### [What is asked]
Whenever a line below holds the word "Wikimedia", copy that line.

### [Input records]

>>>

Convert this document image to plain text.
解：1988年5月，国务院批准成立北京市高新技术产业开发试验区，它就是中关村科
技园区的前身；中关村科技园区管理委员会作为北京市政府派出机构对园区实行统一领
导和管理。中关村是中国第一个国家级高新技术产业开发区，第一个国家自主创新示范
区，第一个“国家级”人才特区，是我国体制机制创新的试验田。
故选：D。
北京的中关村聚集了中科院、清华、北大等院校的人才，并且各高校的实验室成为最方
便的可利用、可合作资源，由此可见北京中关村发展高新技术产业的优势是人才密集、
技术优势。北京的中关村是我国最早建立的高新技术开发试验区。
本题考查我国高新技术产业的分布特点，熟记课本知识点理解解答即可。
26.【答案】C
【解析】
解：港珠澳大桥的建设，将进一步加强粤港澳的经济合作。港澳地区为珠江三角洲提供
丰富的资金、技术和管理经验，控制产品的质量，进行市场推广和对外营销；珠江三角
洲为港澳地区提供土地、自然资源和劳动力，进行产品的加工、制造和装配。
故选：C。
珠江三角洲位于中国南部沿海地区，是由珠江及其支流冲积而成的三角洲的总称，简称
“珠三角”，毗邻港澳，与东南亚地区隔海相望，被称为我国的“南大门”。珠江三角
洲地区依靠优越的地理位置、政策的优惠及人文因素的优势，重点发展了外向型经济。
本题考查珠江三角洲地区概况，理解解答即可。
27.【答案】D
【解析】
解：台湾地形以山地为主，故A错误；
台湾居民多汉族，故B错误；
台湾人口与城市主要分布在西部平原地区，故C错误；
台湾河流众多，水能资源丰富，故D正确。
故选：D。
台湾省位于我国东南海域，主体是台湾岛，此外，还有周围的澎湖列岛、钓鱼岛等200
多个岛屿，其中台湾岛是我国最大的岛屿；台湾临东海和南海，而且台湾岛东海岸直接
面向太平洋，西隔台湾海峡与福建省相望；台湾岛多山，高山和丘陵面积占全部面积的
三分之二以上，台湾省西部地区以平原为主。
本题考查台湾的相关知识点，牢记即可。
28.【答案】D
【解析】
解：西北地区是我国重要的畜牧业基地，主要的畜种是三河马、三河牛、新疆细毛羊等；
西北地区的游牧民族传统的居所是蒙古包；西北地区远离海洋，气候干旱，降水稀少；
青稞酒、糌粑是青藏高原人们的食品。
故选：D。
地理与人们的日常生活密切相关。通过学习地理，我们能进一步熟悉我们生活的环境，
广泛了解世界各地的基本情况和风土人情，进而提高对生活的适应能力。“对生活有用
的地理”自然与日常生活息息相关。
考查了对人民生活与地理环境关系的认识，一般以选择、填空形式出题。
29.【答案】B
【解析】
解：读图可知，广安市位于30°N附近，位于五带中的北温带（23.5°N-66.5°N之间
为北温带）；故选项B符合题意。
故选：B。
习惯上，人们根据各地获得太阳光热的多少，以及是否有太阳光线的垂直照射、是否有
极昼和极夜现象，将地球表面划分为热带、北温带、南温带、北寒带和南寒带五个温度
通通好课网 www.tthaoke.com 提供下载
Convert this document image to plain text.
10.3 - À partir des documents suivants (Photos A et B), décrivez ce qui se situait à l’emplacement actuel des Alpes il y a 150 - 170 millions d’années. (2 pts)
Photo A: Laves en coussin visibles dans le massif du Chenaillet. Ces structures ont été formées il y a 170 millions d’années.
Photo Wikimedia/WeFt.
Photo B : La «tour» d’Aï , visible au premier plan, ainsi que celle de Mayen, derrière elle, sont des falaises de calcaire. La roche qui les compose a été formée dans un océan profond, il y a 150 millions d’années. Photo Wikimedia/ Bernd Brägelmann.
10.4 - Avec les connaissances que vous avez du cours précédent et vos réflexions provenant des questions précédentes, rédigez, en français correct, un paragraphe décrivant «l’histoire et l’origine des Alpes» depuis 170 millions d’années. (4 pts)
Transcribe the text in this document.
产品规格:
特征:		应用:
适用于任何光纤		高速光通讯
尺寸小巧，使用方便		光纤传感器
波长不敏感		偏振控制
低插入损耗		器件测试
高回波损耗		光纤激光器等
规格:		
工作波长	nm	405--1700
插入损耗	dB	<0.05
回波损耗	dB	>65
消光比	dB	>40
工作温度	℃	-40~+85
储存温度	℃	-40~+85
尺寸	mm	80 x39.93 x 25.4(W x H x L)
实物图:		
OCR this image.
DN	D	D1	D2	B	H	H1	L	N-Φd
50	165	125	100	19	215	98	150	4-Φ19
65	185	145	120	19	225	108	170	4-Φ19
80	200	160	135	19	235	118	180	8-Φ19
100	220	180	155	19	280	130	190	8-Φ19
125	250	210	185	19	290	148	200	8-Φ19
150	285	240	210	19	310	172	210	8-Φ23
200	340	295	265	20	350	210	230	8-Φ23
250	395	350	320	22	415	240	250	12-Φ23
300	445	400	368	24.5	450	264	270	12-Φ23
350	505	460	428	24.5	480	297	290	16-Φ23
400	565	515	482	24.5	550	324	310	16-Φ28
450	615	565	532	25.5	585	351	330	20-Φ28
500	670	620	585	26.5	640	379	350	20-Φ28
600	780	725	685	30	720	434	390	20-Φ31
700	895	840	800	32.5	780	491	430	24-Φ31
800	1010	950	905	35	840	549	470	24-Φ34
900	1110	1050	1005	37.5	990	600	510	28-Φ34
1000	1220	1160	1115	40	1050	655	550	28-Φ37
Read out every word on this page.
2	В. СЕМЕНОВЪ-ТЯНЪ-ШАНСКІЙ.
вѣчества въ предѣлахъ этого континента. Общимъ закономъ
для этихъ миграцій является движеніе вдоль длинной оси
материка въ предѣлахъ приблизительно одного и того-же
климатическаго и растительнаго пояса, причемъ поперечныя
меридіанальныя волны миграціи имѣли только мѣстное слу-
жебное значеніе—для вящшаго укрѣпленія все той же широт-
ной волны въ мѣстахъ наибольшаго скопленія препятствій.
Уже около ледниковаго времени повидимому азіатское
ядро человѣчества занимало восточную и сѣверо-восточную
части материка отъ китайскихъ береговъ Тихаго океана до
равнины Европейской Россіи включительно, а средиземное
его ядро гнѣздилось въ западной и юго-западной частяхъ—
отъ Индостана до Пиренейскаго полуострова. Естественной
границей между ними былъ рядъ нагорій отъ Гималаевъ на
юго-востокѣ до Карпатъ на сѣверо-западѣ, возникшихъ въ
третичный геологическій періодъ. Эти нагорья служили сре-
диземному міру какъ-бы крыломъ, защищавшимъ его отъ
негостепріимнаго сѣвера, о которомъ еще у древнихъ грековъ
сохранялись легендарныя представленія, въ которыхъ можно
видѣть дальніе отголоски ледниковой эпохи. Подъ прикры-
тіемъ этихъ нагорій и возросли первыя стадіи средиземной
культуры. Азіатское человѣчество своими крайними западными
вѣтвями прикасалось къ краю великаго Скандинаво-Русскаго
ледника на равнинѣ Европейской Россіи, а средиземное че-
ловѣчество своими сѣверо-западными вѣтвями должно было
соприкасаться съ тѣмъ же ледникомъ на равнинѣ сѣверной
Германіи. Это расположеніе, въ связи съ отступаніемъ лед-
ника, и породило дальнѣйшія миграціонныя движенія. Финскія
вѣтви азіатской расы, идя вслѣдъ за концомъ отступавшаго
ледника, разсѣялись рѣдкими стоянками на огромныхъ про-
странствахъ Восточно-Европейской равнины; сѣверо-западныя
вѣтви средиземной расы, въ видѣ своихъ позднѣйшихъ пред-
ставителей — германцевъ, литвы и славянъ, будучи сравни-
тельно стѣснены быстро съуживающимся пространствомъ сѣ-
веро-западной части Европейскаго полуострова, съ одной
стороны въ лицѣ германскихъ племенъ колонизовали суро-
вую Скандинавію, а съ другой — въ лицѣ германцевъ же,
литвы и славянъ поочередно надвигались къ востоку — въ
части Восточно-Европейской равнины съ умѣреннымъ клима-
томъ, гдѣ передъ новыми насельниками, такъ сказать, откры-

<<<

### [Solution to this problem]
Photo Wikimedia/WeFt.
Photo B : La «tour» d’Aï , visible au premier plan, ainsi que celle de Mayen, derrière elle, sont des falaises de calcaire. La roche qui les compose a été formée dans un océan profond, il y a 150 millions d’années. Photo Wikimedia/ Bernd Brägelmann.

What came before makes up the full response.